Your instructions –
Return each line of the records holding the string "Information".

[Start]

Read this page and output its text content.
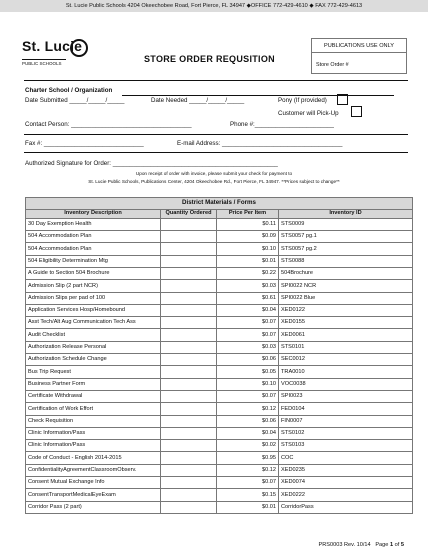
St. Lucie Public Schools 4204 Okeechobee Road, Fort Pierce, FL 34947 ◆OFFICE 772-429-4610 ◆ FAX 772-429-4613
St. Lucie
PUBLIC SCHOOLS	STORE ORDER REQUSITION
PUBLICATIONS USE ONLY
Store Order #
Charter School / Organization
Date Submitted _____/_____/_____	Date Needed _____/_____/_____	Pony (If provided)
Customer will Pick-Up
Contact Person: ___________________________________	Phone #:_______________________
Fax #: _____________________________	E-mail Address: ___________________________________
Authorized Signature for Order: ________________________________________________
Upon receipt of order with invoice, please submit your check for payment to
St. Lucie Public Schools, Publications Center, 4204 Okeechobee Rd., Fort Pierce, FL 34947. **Prices subject to change**
District Materials / Forms			
Inventory Description	Quantity Ordered	Price Per Item	Inventory ID
30 Day Exemption Health		$0.11	STS0009
504 Accommodation Plan		$0.09	STS0057 pg.1
504 Accommodation Plan		$0.10	STS0057 pg.2
504 Eligibility Determination Mtg		$0.01	STS0088
A Guide to Section 504 Brochure		$0.22	504Brochure
Admission Slip (2 part NCR)		$0.03	SPI0022 NCR
Admission Slips per pad of 100		$0.61	SPI0022 Blue
Application Services Hosp/Homebound		$0.04	XED0122
Asst Tech/Alt Aug Communication Tech Ass		$0.07	XED0155
Audit Checklist		$0.07	XED0061
Authorization Release Personal		$0.03	STS0101
Authorization Schedule Change		$0.06	SEC0012
Bus Trip Request		$0.05	TRA0010
Business Partner Form		$0.10	VOC0038
Certificate Withdrawal		$0.07	SPI0023
Certification of Work Effort		$0.12	FED0104
Check Requisition		$0.06	FIN0007
Clinic Information/Pass		$0.04	STS0102
Clinic Information/Pass		$0.02	STS0103
Code of Conduct - English 2014-2015		$0.95	COC
ConfidentialityAgreementClassroomObserv.		$0.12	XED0235
Consent Mutual Exchange Info		$0.07	XED0074
ConsentTransportMedicalEyeExam		$0.15	XED0222
Corridor Pass (2 part)		$0.01	CorridorPass
PRS0003 Rev. 10/14 Page 1 of 5
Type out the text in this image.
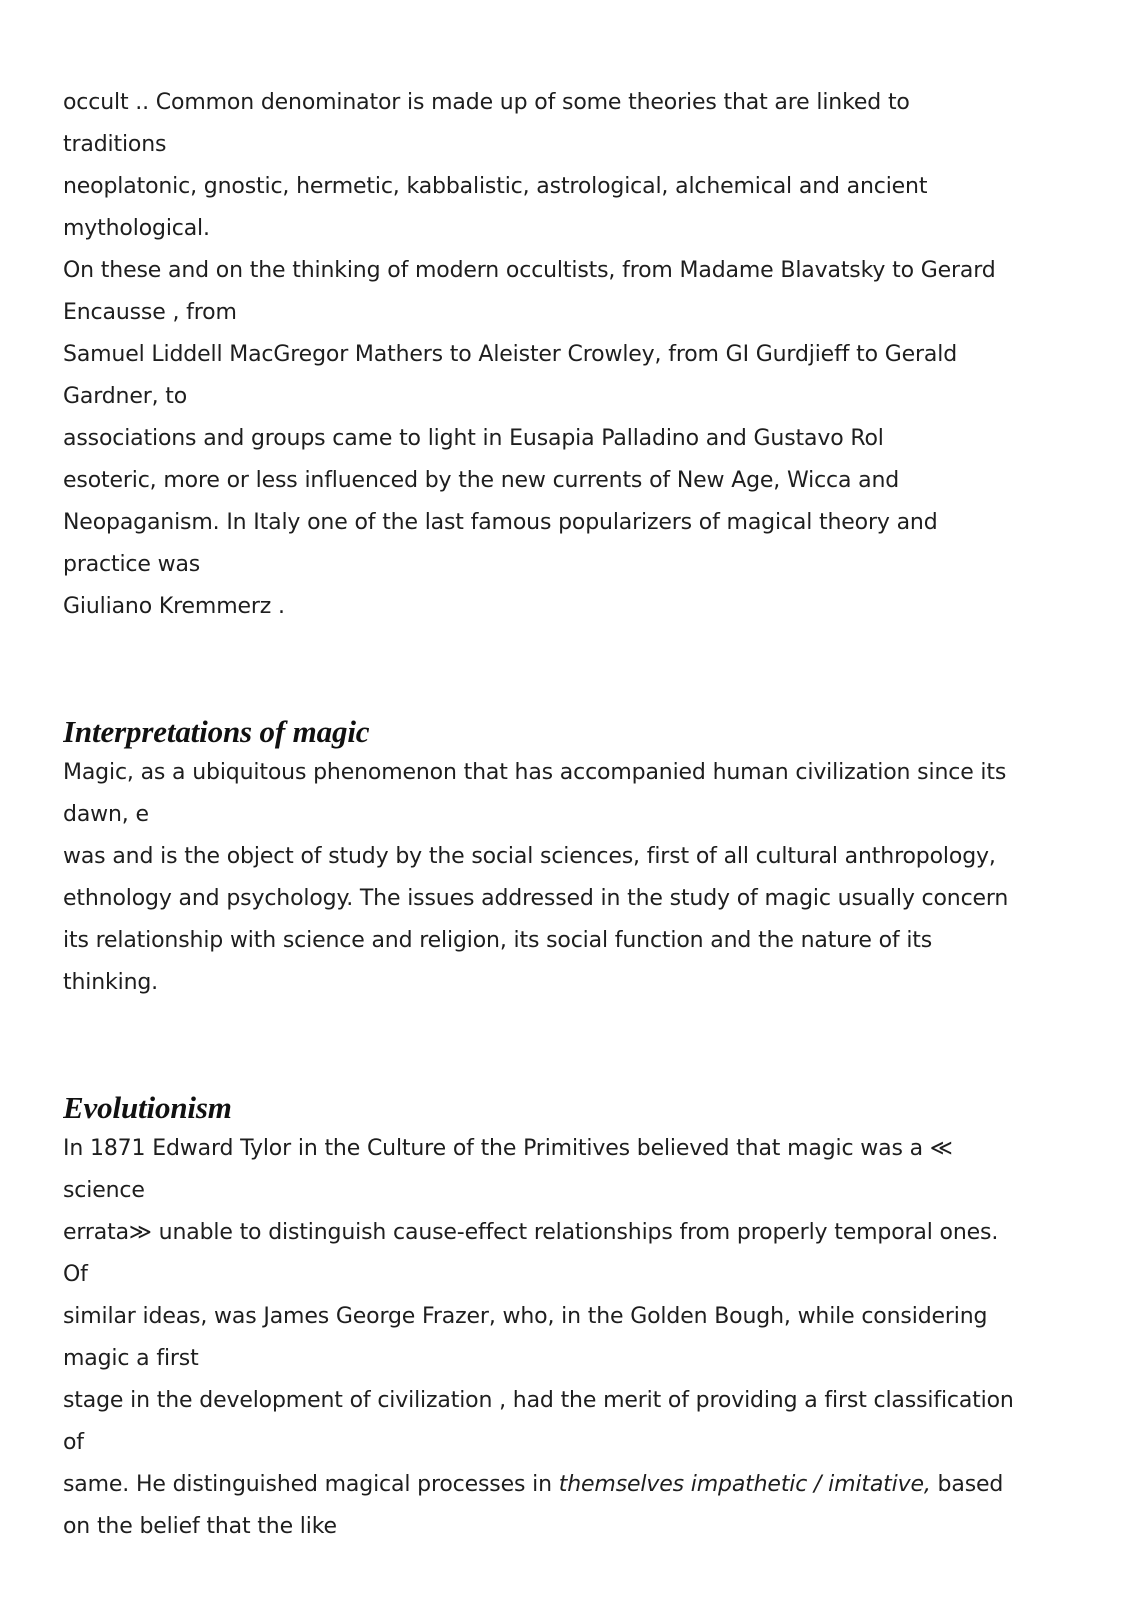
occult .. Common denominator is made up of some theories that are linked to
traditions
neoplatonic, gnostic, hermetic, kabbalistic, astrological, alchemical and ancient
mythological.
On these and on the thinking of modern occultists, from Madame Blavatsky to Gerard
Encausse , from
Samuel Liddell MacGregor Mathers to Aleister Crowley, from GI Gurdjieff to Gerald
Gardner, to
associations and groups came to light in Eusapia Palladino and Gustavo Rol
esoteric, more or less influenced by the new currents of New Age, Wicca and
Neopaganism. In Italy one of the last famous popularizers of magical theory and
practice was
Giuliano Kremmerz .
Interpretations of magic
Magic, as a ubiquitous phenomenon that has accompanied human civilization since its
dawn, e
was and is the object of study by the social sciences, first of all cultural anthropology,
ethnology and psychology. The issues addressed in the study of magic usually concern
its relationship with science and religion, its social function and the nature of its
thinking.
Evolutionism
In 1871 Edward Tylor in the Culture of the Primitives believed that magic was a ≪
science
errata≫ unable to distinguish cause-effect relationships from properly temporal ones.
Of
similar ideas, was James George Frazer, who, in the Golden Bough, while considering
magic a first
stage in the development of civilization , had the merit of providing a first classification
of
same. He distinguished magical processes in themselves impathetic / imitative, based
on the belief that the like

[End]

Result for this task –
Clinic Information/Pass		$0.04	STS0102
Clinic Information/Pass		$0.02	STS0103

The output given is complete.